» Supplied passage:
Rally at Capitol seeks to draw attention to state-supported sweatshops
Members of the group Sweatfree Michigan rallied at the state Capitol Wednesday against taxpayer support of sweatshops. The group collected over 1,000 postcards addressed to Gov. Jennifer Granholm calling for local and national efforts to end public purchasing of state employee uniforms from sweatshops.
The Rev. Norm Thomas reads from the United Nations' Universal Declaration of Human Rights. Next to him are state Rep. Fred Miller, D-Mount Clemens, (L), and Dia Pearce (R).
“Standing up for your rights is difficult, especially when your job is on the line. I just hope we’ll have the support of Gov. Granholm,” Dia Pearce, political director for UNITEHERE, a national labor union dedicated to improving working conditions, said.
According to SweatFree Communities, one of the leading state-sponsored culprits of worker abuse is the uniform industry. The vast majority of public service uniforms are produced in foreign sweatshops and purchased with taxpayers’ money.
Michigan contracts the Williamson-Dickie Manufacturing Company, the Fechheimer Brothers Company, and Lion Apparel, which all import clothing and textiles from sweatshops in Honduras, Pakistan, and China, respectively. Employees of the state Department of Natural Resources and the state police, according to the group, wear uniforms from these companies.
“Everyone has the right to work, to free choice of employment, to just and favorable conditions of work, and to protection against unemployment,” state Rep. Fred Miller, D-Mt. Clemens, said at the rally, reading part of Article 23 of the U.N.’s Declaration of Human Rights.

» Records shown:

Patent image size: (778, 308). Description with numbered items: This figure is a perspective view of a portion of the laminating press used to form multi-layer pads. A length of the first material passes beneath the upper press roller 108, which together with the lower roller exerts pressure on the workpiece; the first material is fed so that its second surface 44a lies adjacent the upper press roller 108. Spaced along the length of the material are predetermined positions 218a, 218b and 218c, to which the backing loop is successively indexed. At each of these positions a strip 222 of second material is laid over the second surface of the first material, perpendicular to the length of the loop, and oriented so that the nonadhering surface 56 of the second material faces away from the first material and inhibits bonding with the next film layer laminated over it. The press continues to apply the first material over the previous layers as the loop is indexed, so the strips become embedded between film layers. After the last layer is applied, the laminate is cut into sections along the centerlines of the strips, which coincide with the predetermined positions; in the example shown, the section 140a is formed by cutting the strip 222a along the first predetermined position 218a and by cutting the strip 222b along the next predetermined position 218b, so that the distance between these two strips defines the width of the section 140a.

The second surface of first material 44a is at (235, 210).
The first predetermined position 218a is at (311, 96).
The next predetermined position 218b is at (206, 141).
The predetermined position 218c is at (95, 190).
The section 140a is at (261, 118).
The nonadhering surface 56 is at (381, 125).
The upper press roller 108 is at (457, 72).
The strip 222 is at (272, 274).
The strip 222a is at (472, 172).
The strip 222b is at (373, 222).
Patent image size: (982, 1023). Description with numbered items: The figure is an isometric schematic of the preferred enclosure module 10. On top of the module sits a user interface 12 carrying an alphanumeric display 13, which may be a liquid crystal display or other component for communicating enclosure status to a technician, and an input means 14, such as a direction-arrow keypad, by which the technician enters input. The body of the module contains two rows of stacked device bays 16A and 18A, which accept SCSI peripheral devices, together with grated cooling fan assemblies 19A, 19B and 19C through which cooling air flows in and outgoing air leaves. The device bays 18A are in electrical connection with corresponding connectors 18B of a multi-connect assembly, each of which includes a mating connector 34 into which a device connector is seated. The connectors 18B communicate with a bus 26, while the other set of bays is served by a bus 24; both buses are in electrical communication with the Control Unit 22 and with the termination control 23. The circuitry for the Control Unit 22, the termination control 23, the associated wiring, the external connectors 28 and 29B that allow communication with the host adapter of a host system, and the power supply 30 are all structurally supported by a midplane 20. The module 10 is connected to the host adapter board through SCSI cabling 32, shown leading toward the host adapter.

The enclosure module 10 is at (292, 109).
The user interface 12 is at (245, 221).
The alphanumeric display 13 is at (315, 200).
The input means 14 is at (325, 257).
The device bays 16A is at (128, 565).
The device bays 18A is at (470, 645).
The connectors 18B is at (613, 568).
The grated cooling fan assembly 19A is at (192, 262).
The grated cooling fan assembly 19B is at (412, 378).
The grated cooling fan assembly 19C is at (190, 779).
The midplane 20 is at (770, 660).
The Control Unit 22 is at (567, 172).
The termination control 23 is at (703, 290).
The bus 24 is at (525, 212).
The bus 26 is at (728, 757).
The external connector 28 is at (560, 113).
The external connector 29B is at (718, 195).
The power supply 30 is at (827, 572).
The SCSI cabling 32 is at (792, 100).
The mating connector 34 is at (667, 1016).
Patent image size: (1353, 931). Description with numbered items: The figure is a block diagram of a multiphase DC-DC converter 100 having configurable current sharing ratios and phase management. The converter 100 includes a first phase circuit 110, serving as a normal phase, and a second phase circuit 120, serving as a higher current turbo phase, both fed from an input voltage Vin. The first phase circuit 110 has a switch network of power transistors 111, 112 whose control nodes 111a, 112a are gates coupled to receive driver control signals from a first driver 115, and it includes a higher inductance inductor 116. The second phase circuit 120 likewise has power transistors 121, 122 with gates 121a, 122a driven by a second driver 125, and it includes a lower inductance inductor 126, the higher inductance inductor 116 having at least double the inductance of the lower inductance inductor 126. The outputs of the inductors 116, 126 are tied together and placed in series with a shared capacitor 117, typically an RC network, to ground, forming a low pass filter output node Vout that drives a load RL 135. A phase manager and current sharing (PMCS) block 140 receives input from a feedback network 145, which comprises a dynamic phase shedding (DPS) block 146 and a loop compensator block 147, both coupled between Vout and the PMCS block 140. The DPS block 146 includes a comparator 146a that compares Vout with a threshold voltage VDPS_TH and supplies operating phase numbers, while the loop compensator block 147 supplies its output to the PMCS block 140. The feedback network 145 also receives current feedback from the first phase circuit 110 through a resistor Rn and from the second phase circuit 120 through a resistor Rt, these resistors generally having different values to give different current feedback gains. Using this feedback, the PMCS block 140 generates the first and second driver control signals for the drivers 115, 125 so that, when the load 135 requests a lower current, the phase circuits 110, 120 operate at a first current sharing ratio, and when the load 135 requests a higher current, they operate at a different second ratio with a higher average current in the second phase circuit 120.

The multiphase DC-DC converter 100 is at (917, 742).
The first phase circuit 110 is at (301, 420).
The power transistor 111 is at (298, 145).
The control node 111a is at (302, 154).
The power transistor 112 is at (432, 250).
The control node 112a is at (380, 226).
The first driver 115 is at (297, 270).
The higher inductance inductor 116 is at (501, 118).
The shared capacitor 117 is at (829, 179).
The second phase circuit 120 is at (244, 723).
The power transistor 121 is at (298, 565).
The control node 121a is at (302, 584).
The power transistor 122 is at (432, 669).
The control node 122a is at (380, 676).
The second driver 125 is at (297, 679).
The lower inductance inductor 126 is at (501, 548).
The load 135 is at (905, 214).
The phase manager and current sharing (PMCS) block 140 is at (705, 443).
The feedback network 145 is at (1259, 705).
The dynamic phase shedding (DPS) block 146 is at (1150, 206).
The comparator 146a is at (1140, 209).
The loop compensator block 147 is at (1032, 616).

» Description of the task:
Write the next part of the Capitol rally article about state-purchased sweatshop uniforms, starting after its final sentence.

» Output below:
Miller was just one of many participating in a forum sponsored by SweatFree Michigan, a coalition of 20 Michigan faith, labor, student and human rights organizations, which advocate ethical consumerism at the local and state levels.
“As our economy gets worse, I fear our dependence on sweatshops will increase,” Pearce said.
The sweatshop dependence cited by Pearce refers to the heavy reliance of consumers on the apparel industry’s ability to manufacture cheap textile exports — because minorities in Third World countries manufacture the apparel, largely.
As explained in a recent report compiled by the national network, SweatFree Communities, in order to maintain the competitive edge, sweatshops worldwide engage in cutting expenses by “forcing employees to work harder for less, resulting in poverty wages, forced overtime and dangerous working conditions.”
Some of the practices used by sweat shops, according to the report, include child labor, verbal, physical, and sexual abuse, imposed pregnancy testing, and the suppression of free speech.